Instruction: From the listing below, extract each line containing the string "Output".

Records provided:
** START **

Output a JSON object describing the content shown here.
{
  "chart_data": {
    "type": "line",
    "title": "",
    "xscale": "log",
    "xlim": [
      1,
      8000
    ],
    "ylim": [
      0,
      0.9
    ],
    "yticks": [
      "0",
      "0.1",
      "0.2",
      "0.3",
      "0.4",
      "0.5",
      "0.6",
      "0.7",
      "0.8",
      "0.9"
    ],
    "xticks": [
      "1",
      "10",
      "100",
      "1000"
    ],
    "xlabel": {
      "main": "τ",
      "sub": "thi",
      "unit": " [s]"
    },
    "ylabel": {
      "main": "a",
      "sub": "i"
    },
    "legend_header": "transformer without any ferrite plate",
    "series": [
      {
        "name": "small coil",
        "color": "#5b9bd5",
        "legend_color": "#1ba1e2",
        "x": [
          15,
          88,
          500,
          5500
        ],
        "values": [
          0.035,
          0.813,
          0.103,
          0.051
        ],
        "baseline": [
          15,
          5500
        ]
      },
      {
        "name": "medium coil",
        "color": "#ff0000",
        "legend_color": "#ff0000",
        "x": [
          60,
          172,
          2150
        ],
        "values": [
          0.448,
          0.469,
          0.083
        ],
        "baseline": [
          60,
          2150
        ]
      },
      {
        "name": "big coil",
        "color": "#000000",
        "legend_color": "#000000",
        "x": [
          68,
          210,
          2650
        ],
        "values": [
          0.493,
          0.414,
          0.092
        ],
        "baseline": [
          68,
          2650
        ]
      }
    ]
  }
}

** END **
** START **

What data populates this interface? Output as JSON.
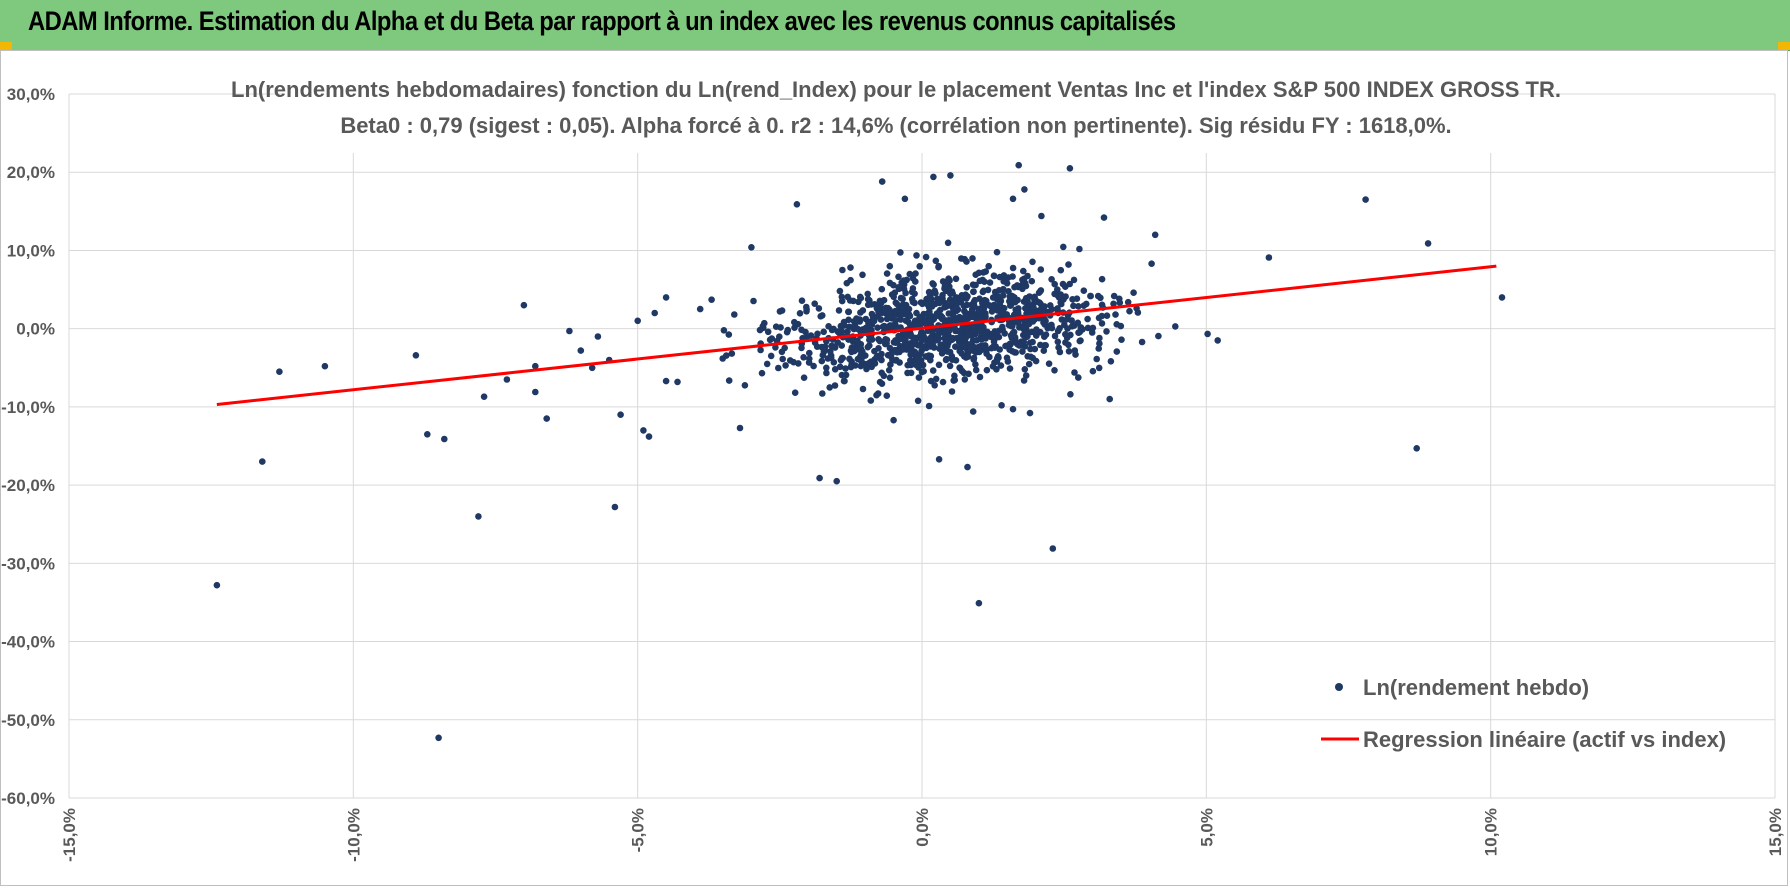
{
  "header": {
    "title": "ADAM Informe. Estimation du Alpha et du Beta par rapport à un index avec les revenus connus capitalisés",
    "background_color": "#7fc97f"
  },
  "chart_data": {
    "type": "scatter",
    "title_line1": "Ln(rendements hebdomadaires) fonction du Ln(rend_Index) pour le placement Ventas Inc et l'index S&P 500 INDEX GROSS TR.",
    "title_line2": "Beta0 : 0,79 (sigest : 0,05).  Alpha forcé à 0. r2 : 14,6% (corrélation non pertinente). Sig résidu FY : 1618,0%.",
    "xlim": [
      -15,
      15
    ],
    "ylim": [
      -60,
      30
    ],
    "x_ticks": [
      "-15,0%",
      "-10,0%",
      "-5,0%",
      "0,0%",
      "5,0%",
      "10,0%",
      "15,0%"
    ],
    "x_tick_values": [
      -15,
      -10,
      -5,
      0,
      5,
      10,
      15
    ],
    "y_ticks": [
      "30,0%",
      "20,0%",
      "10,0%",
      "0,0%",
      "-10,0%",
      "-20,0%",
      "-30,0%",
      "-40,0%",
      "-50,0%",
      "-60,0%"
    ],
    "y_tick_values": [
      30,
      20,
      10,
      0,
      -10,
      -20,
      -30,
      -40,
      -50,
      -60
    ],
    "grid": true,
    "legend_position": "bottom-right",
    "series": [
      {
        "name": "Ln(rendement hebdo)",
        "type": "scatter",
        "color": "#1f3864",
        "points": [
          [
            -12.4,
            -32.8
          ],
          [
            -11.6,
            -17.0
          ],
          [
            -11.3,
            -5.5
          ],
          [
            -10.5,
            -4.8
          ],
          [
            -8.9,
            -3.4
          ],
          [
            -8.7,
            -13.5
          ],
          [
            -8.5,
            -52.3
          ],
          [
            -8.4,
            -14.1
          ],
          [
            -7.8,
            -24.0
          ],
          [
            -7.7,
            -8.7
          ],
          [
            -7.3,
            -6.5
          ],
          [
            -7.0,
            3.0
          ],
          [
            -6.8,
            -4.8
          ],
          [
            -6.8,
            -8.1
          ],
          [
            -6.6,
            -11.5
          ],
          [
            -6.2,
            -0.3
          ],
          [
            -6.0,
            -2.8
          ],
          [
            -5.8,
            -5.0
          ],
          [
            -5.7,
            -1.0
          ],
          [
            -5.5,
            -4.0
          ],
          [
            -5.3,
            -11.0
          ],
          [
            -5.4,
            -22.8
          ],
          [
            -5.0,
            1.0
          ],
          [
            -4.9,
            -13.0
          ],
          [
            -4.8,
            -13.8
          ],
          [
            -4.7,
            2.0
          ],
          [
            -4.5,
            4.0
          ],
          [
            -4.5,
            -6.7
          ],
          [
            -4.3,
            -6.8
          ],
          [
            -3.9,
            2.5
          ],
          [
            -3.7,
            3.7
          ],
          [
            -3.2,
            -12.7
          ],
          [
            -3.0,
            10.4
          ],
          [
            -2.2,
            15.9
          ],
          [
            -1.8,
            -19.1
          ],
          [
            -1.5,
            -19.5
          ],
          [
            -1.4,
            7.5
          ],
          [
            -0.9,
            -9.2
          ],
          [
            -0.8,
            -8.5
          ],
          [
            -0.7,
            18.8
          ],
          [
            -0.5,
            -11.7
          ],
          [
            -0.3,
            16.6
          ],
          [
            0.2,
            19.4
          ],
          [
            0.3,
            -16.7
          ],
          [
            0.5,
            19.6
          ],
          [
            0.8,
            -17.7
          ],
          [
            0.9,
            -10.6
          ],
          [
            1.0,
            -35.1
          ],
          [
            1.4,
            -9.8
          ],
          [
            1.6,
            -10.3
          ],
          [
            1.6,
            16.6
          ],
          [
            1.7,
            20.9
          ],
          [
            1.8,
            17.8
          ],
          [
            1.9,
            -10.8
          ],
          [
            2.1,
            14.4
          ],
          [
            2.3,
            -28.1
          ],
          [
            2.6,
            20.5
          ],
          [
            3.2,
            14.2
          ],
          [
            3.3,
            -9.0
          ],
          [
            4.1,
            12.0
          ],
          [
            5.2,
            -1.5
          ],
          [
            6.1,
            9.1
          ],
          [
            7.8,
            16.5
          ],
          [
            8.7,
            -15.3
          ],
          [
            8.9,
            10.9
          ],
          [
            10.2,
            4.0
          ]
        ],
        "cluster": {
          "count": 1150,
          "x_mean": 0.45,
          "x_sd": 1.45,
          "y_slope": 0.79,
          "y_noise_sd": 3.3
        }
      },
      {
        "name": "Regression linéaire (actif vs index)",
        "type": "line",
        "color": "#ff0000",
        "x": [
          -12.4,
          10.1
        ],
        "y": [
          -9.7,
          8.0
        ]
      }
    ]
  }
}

** END **

Full solution:
Output a JSON object describing the content shown here.
What data populates this interface? Output as JSON.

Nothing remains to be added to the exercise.